Data records
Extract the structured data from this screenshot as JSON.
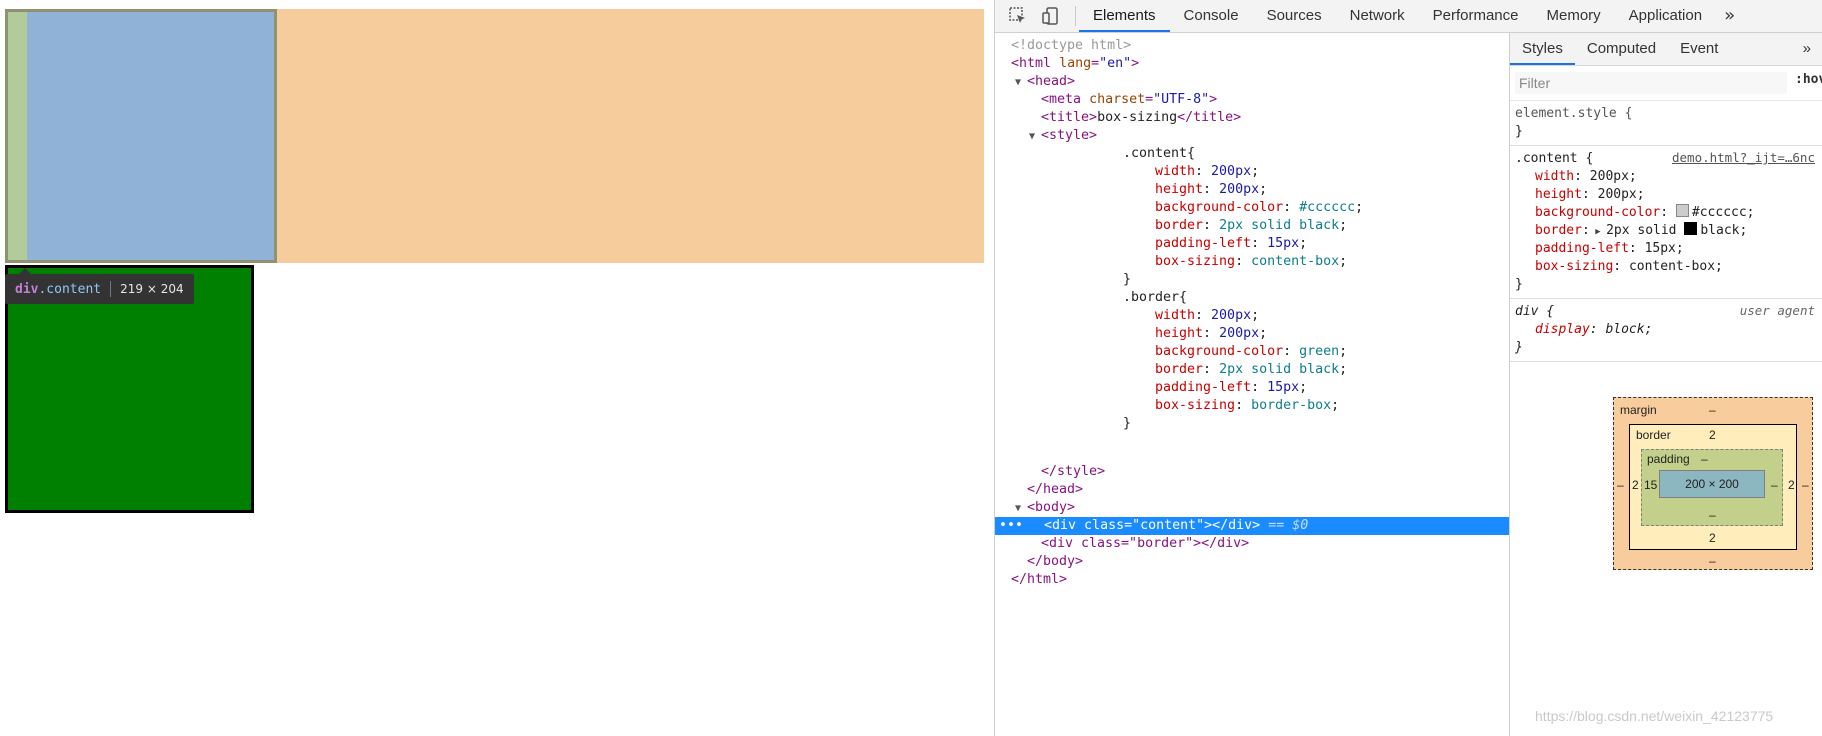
{
  "viewport": {
    "tooltip": {
      "tag": "div",
      "class_suffix": ".content",
      "size": "219 × 204"
    }
  },
  "devtools": {
    "tabs": [
      "Elements",
      "Console",
      "Sources",
      "Network",
      "Performance",
      "Memory",
      "Application"
    ],
    "more_tabs": "»",
    "tree": {
      "doctype": "<!doctype html>",
      "html_open_tag": "html",
      "html_lang_attr": "lang",
      "html_lang_val": "\"en\"",
      "head": "head",
      "meta_tag": "meta",
      "meta_attr": "charset",
      "meta_val": "\"UTF-8\"",
      "title_tag": "title",
      "title_text": "box-sizing",
      "style": "style",
      "content_selector": ".content{",
      "content_rules": [
        {
          "prop": "width",
          "val": "200px"
        },
        {
          "prop": "height",
          "val": "200px"
        },
        {
          "prop": "background-color",
          "val": "#cccccc"
        },
        {
          "prop": "border",
          "val": "2px solid black"
        },
        {
          "prop": "padding-left",
          "val": "15px"
        },
        {
          "prop": "box-sizing",
          "val": "content-box"
        }
      ],
      "close_brace": "}",
      "border_selector": ".border{",
      "border_rules": [
        {
          "prop": "width",
          "val": "200px"
        },
        {
          "prop": "height",
          "val": "200px"
        },
        {
          "prop": "background-color",
          "val": "green"
        },
        {
          "prop": "border",
          "val": "2px solid black"
        },
        {
          "prop": "padding-left",
          "val": "15px"
        },
        {
          "prop": "box-sizing",
          "val": "border-box"
        }
      ],
      "style_close": "/style",
      "head_close": "/head",
      "body": "body",
      "selected_div": "<div class=\"content\"></div>",
      "selected_eq": "== $0",
      "border_div": "<div class=\"border\"></div>",
      "body_close": "/body",
      "html_close": "/html"
    },
    "styles_pane": {
      "tabs": [
        "Styles",
        "Computed",
        "Event Listeners"
      ],
      "more": "»",
      "filter_placeholder": "Filter",
      "hov": ":hov",
      "element_style": "element.style {",
      "element_style_close": "}",
      "content_rule": {
        "selector": ".content {",
        "source": "demo.html?_ijt=…6nc",
        "decls": [
          {
            "prop": "width",
            "val": "200px;"
          },
          {
            "prop": "height",
            "val": "200px;"
          },
          {
            "prop": "background-color",
            "val": "#cccccc;"
          },
          {
            "prop": "border",
            "val": "2px solid ",
            "val2": "black;"
          },
          {
            "prop": "padding-left",
            "val": "15px;"
          },
          {
            "prop": "box-sizing",
            "val": "content-box;"
          }
        ],
        "close": "}",
        "swatch_gray": "#cccccc",
        "swatch_black": "#000000"
      },
      "ua_rule": {
        "selector": "div {",
        "source": "user agent",
        "decl_prop": "display",
        "decl_val": "block;",
        "close": "}"
      },
      "box_model": {
        "margin_label": "margin",
        "margin_top": "–",
        "margin_bottom": "–",
        "margin_left": "–",
        "margin_right": "–",
        "border_label": "border",
        "border_top": "2",
        "border_bottom": "2",
        "border_left": "2",
        "border_right": "2",
        "padding_label": "padding",
        "padding_top": "–",
        "padding_bottom": "–",
        "padding_left": "15",
        "padding_right": "–",
        "content_size": "200 × 200"
      }
    }
  },
  "watermark": "https://blog.csdn.net/weixin_42123775"
}
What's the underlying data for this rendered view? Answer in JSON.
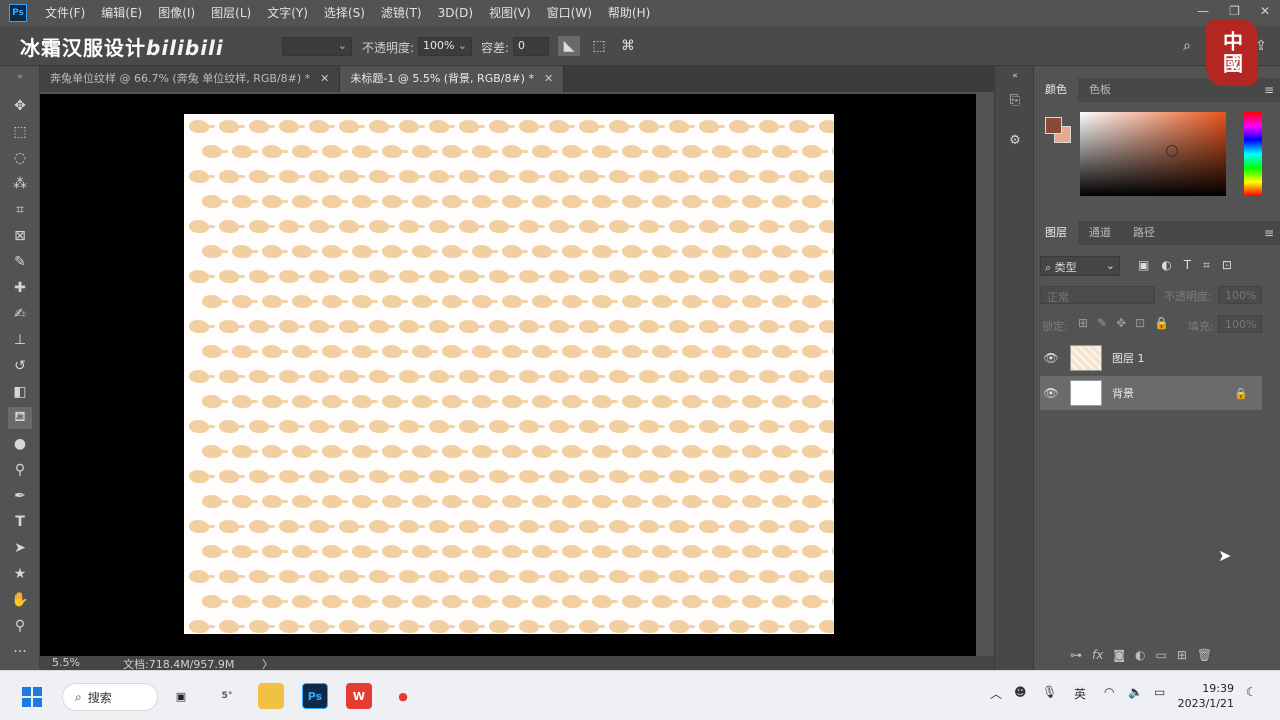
{
  "app": {
    "logo": "Ps"
  },
  "menu": [
    "文件(F)",
    "编辑(E)",
    "图像(I)",
    "图层(L)",
    "文字(Y)",
    "选择(S)",
    "滤镜(T)",
    "3D(D)",
    "视图(V)",
    "窗口(W)",
    "帮助(H)"
  ],
  "watermark": {
    "text": "冰霜汉服设计",
    "brand": "bilibili"
  },
  "stamp": {
    "text": "中國"
  },
  "options": {
    "opacity_label": "不透明度:",
    "opacity_value": "100%",
    "tolerance_label": "容差:",
    "tolerance_value": "0"
  },
  "tabs": [
    {
      "label": "奔兔单位纹样 @ 66.7% (奔兔 单位纹样, RGB/8#) *",
      "active": false
    },
    {
      "label": "未标题-1 @ 5.5% (背景, RGB/8#) *",
      "active": true
    }
  ],
  "status": {
    "zoom": "5.5%",
    "doc": "文档:718.4M/957.9M",
    "arrow": "〉"
  },
  "color_panel": {
    "tabs": [
      "颜色",
      "色板"
    ],
    "foreground": "#8a4a33",
    "background": "#e6aa8e"
  },
  "layers_panel": {
    "tabs": [
      "图层",
      "通道",
      "路径"
    ],
    "filter_label": "类型",
    "blend_mode": "正常",
    "opacity_label": "不透明度:",
    "opacity_value": "100%",
    "lock_label": "锁定:",
    "fill_label": "填充:",
    "fill_value": "100%",
    "layers": [
      {
        "name": "图层 1",
        "thumb": "pattern",
        "selected": false,
        "locked": false
      },
      {
        "name": "背景",
        "thumb": "white",
        "selected": true,
        "locked": true
      }
    ]
  },
  "taskbar": {
    "search_label": "搜索",
    "weather": "5°",
    "ime": "英",
    "time": "19:39",
    "date": "2023/1/21"
  },
  "colors": {
    "accent": "#34a9ff",
    "pattern": "#f1cfa1"
  }
}
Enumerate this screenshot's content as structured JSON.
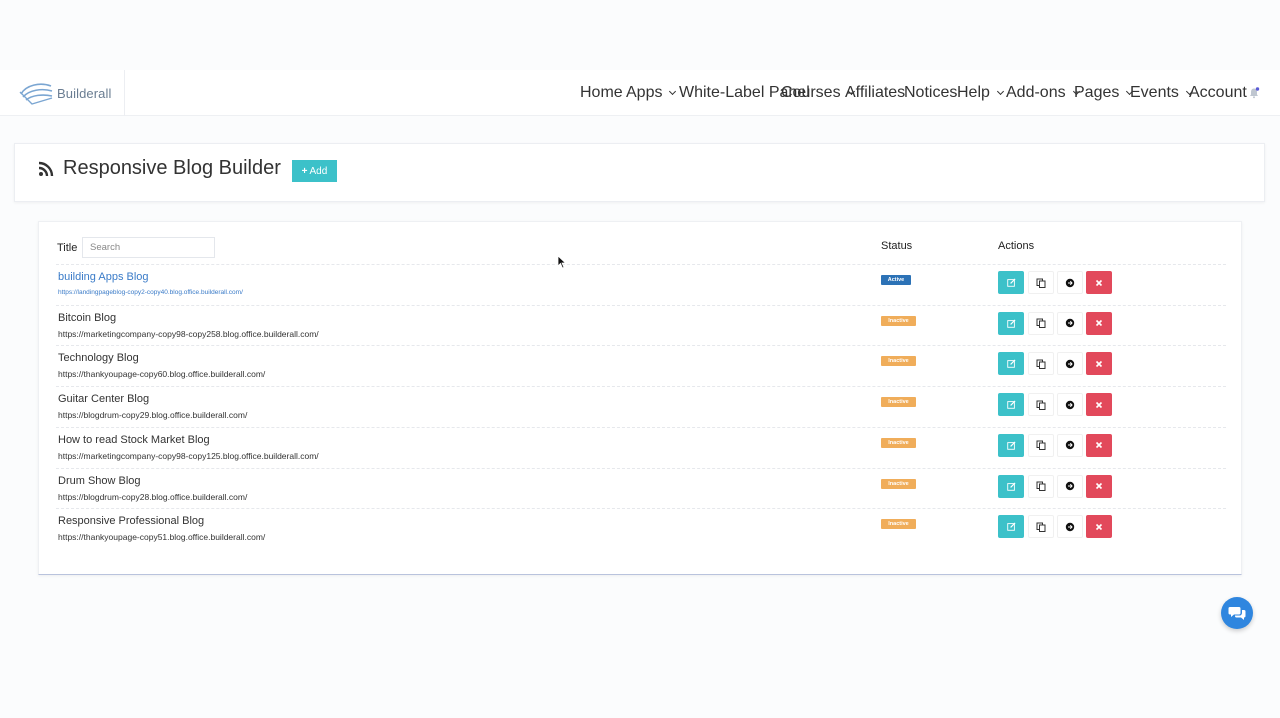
{
  "brand": {
    "name": "Builderall"
  },
  "nav": [
    {
      "label": "Home",
      "dropdown": false
    },
    {
      "label": "Apps",
      "dropdown": true
    },
    {
      "label": "White-Label Panel",
      "dropdown": false
    },
    {
      "label": "Courses",
      "dropdown": true
    },
    {
      "label": "Affiliates",
      "dropdown": false
    },
    {
      "label": "Notices",
      "dropdown": false
    },
    {
      "label": "Help",
      "dropdown": true
    },
    {
      "label": "Add-ons",
      "dropdown": true
    },
    {
      "label": "Pages",
      "dropdown": true
    },
    {
      "label": "Events",
      "dropdown": true
    },
    {
      "label": "Account",
      "dropdown": false
    }
  ],
  "header": {
    "title": "Responsive Blog Builder",
    "add_label": "Add"
  },
  "table": {
    "columns": {
      "title": "Title",
      "status": "Status",
      "actions": "Actions"
    },
    "search_placeholder": "Search",
    "rows": [
      {
        "title": "building Apps Blog",
        "url": "https://landingpageblog-copy2-copy40.blog.office.builderall.com/",
        "status": "Active"
      },
      {
        "title": "Bitcoin Blog",
        "url": "https://marketingcompany-copy98-copy258.blog.office.builderall.com/",
        "status": "Inactive"
      },
      {
        "title": "Technology Blog",
        "url": "https://thankyoupage-copy60.blog.office.builderall.com/",
        "status": "Inactive"
      },
      {
        "title": "Guitar Center Blog",
        "url": "https://blogdrum-copy29.blog.office.builderall.com/",
        "status": "Inactive"
      },
      {
        "title": "How to read Stock Market Blog",
        "url": "https://marketingcompany-copy98-copy125.blog.office.builderall.com/",
        "status": "Inactive"
      },
      {
        "title": "Drum Show Blog",
        "url": "https://blogdrum-copy28.blog.office.builderall.com/",
        "status": "Inactive"
      },
      {
        "title": "Responsive Professional Blog",
        "url": "https://thankyoupage-copy51.blog.office.builderall.com/",
        "status": "Inactive"
      }
    ]
  },
  "icons": {
    "rss": "rss-icon",
    "bell": "bell-icon",
    "edit": "edit-icon",
    "copy": "copy-icon",
    "go": "arrow-right-circle-icon",
    "delete": "close-icon",
    "chat": "chat-icon"
  },
  "colors": {
    "accent": "#3cc1c9",
    "active": "#2c72b6",
    "inactive": "#f0ad5a",
    "danger": "#e2495b",
    "link": "#3a7bc8",
    "chat": "#2f86df"
  }
}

§ TASK REQUIREMENTS: Output all of the records exactly as they appear above, but not the pictures.

§ SOLUTION:
Extract the structured data from this screenshot as JSON.
{
  "viewport": {
    "tooltip": {
      "tag": "div",
      "class_suffix": ".content",
      "size": "219 × 204"
    }
  },
  "devtools": {
    "tabs": [
      "Elements",
      "Console",
      "Sources",
      "Network",
      "Performance",
      "Memory",
      "Application"
    ],
    "more_tabs": "»",
    "tree": {
      "doctype": "<!doctype html>",
      "html_open_tag": "html",
      "html_lang_attr": "lang",
      "html_lang_val": "\"en\"",
      "head": "head",
      "meta_tag": "meta",
      "meta_attr": "charset",
      "meta_val": "\"UTF-8\"",
      "title_tag": "title",
      "title_text": "box-sizing",
      "style": "style",
      "content_selector": ".content{",
      "content_rules": [
        {
          "prop": "width",
          "val": "200px"
        },
        {
          "prop": "height",
          "val": "200px"
        },
        {
          "prop": "background-color",
          "val": "#cccccc"
        },
        {
          "prop": "border",
          "val": "2px solid black"
        },
        {
          "prop": "padding-left",
          "val": "15px"
        },
        {
          "prop": "box-sizing",
          "val": "content-box"
        }
      ],
      "close_brace": "}",
      "border_selector": ".border{",
      "border_rules": [
        {
          "prop": "width",
          "val": "200px"
        },
        {
          "prop": "height",
          "val": "200px"
        },
        {
          "prop": "background-color",
          "val": "green"
        },
        {
          "prop": "border",
          "val": "2px solid black"
        },
        {
          "prop": "padding-left",
          "val": "15px"
        },
        {
          "prop": "box-sizing",
          "val": "border-box"
        }
      ],
      "style_close": "/style",
      "head_close": "/head",
      "body": "body",
      "selected_div": "<div class=\"content\"></div>",
      "selected_eq": "== $0",
      "border_div": "<div class=\"border\"></div>",
      "body_close": "/body",
      "html_close": "/html"
    },
    "styles_pane": {
      "tabs": [
        "Styles",
        "Computed",
        "Event Listeners"
      ],
      "more": "»",
      "filter_placeholder": "Filter",
      "hov": ":hov",
      "element_style": "element.style {",
      "element_style_close": "}",
      "content_rule": {
        "selector": ".content {",
        "source": "demo.html?_ijt=…6nc",
        "decls": [
          {
            "prop": "width",
            "val": "200px;"
          },
          {
            "prop": "height",
            "val": "200px;"
          },
          {
            "prop": "background-color",
            "val": "#cccccc;"
          },
          {
            "prop": "border",
            "val": "2px solid ",
            "val2": "black;"
          },
          {
            "prop": "padding-left",
            "val": "15px;"
          },
          {
            "prop": "box-sizing",
            "val": "content-box;"
          }
        ],
        "close": "}",
        "swatch_gray": "#cccccc",
        "swatch_black": "#000000"
      },
      "ua_rule": {
        "selector": "div {",
        "source": "user agent",
        "decl_prop": "display",
        "decl_val": "block;",
        "close": "}"
      },
      "box_model": {
        "margin_label": "margin",
        "margin_top": "–",
        "margin_bottom": "–",
        "margin_left": "–",
        "margin_right": "–",
        "border_label": "border",
        "border_top": "2",
        "border_bottom": "2",
        "border_left": "2",
        "border_right": "2",
        "padding_label": "padding",
        "padding_top": "–",
        "padding_bottom": "–",
        "padding_left": "15",
        "padding_right": "–",
        "content_size": "200 × 200"
      }
    }
  },
  "watermark": "https://blog.csdn.net/weixin_42123775"
}
What's the underlying data for this rendered view? Answer in JSON.
{
  "app": {
    "logo": "Ps"
  },
  "menu": [
    "文件(F)",
    "编辑(E)",
    "图像(I)",
    "图层(L)",
    "文字(Y)",
    "选择(S)",
    "滤镜(T)",
    "3D(D)",
    "视图(V)",
    "窗口(W)",
    "帮助(H)"
  ],
  "watermark": {
    "text": "冰霜汉服设计",
    "brand": "bilibili"
  },
  "stamp": {
    "text": "中國"
  },
  "options": {
    "opacity_label": "不透明度:",
    "opacity_value": "100%",
    "tolerance_label": "容差:",
    "tolerance_value": "0"
  },
  "tabs": [
    {
      "label": "奔兔单位纹样 @ 66.7% (奔兔 单位纹样, RGB/8#) *",
      "active": false
    },
    {
      "label": "未标题-1 @ 5.5% (背景, RGB/8#) *",
      "active": true
    }
  ],
  "status": {
    "zoom": "5.5%",
    "doc": "文档:718.4M/957.9M",
    "arrow": "〉"
  },
  "color_panel": {
    "tabs": [
      "颜色",
      "色板"
    ],
    "foreground": "#8a4a33",
    "background": "#e6aa8e"
  },
  "layers_panel": {
    "tabs": [
      "图层",
      "通道",
      "路径"
    ],
    "filter_label": "类型",
    "blend_mode": "正常",
    "opacity_label": "不透明度:",
    "opacity_value": "100%",
    "lock_label": "锁定:",
    "fill_label": "填充:",
    "fill_value": "100%",
    "layers": [
      {
        "name": "图层 1",
        "thumb": "pattern",
        "selected": false,
        "locked": false
      },
      {
        "name": "背景",
        "thumb": "white",
        "selected": true,
        "locked": true
      }
    ]
  },
  "taskbar": {
    "search_label": "搜索",
    "weather": "5°",
    "ime": "英",
    "time": "19:39",
    "date": "2023/1/21"
  },
  "colors": {
    "accent": "#34a9ff",
    "pattern": "#f1cfa1"
  }
}
Enumerate this screenshot's content as structured JSON.
{
  "brand": {
    "name": "Builderall"
  },
  "nav": [
    {
      "label": "Home",
      "dropdown": false
    },
    {
      "label": "Apps",
      "dropdown": true
    },
    {
      "label": "White-Label Panel",
      "dropdown": false
    },
    {
      "label": "Courses",
      "dropdown": true
    },
    {
      "label": "Affiliates",
      "dropdown": false
    },
    {
      "label": "Notices",
      "dropdown": false
    },
    {
      "label": "Help",
      "dropdown": true
    },
    {
      "label": "Add-ons",
      "dropdown": true
    },
    {
      "label": "Pages",
      "dropdown": true
    },
    {
      "label": "Events",
      "dropdown": true
    },
    {
      "label": "Account",
      "dropdown": false
    }
  ],
  "header": {
    "title": "Responsive Blog Builder",
    "add_label": "Add"
  },
  "table": {
    "columns": {
      "title": "Title",
      "status": "Status",
      "actions": "Actions"
    },
    "search_placeholder": "Search",
    "rows": [
      {
        "title": "building Apps Blog",
        "url": "https://landingpageblog-copy2-copy40.blog.office.builderall.com/",
        "status": "Active"
      },
      {
        "title": "Bitcoin Blog",
        "url": "https://marketingcompany-copy98-copy258.blog.office.builderall.com/",
        "status": "Inactive"
      },
      {
        "title": "Technology Blog",
        "url": "https://thankyoupage-copy60.blog.office.builderall.com/",
        "status": "Inactive"
      },
      {
        "title": "Guitar Center Blog",
        "url": "https://blogdrum-copy29.blog.office.builderall.com/",
        "status": "Inactive"
      },
      {
        "title": "How to read Stock Market Blog",
        "url": "https://marketingcompany-copy98-copy125.blog.office.builderall.com/",
        "status": "Inactive"
      },
      {
        "title": "Drum Show Blog",
        "url": "https://blogdrum-copy28.blog.office.builderall.com/",
        "status": "Inactive"
      },
      {
        "title": "Responsive Professional Blog",
        "url": "https://thankyoupage-copy51.blog.office.builderall.com/",
        "status": "Inactive"
      }
    ]
  },
  "icons": {
    "rss": "rss-icon",
    "bell": "bell-icon",
    "edit": "edit-icon",
    "copy": "copy-icon",
    "go": "arrow-right-circle-icon",
    "delete": "close-icon",
    "chat": "chat-icon"
  },
  "colors": {
    "accent": "#3cc1c9",
    "active": "#2c72b6",
    "inactive": "#f0ad5a",
    "danger": "#e2495b",
    "link": "#3a7bc8",
    "chat": "#2f86df"
  }
}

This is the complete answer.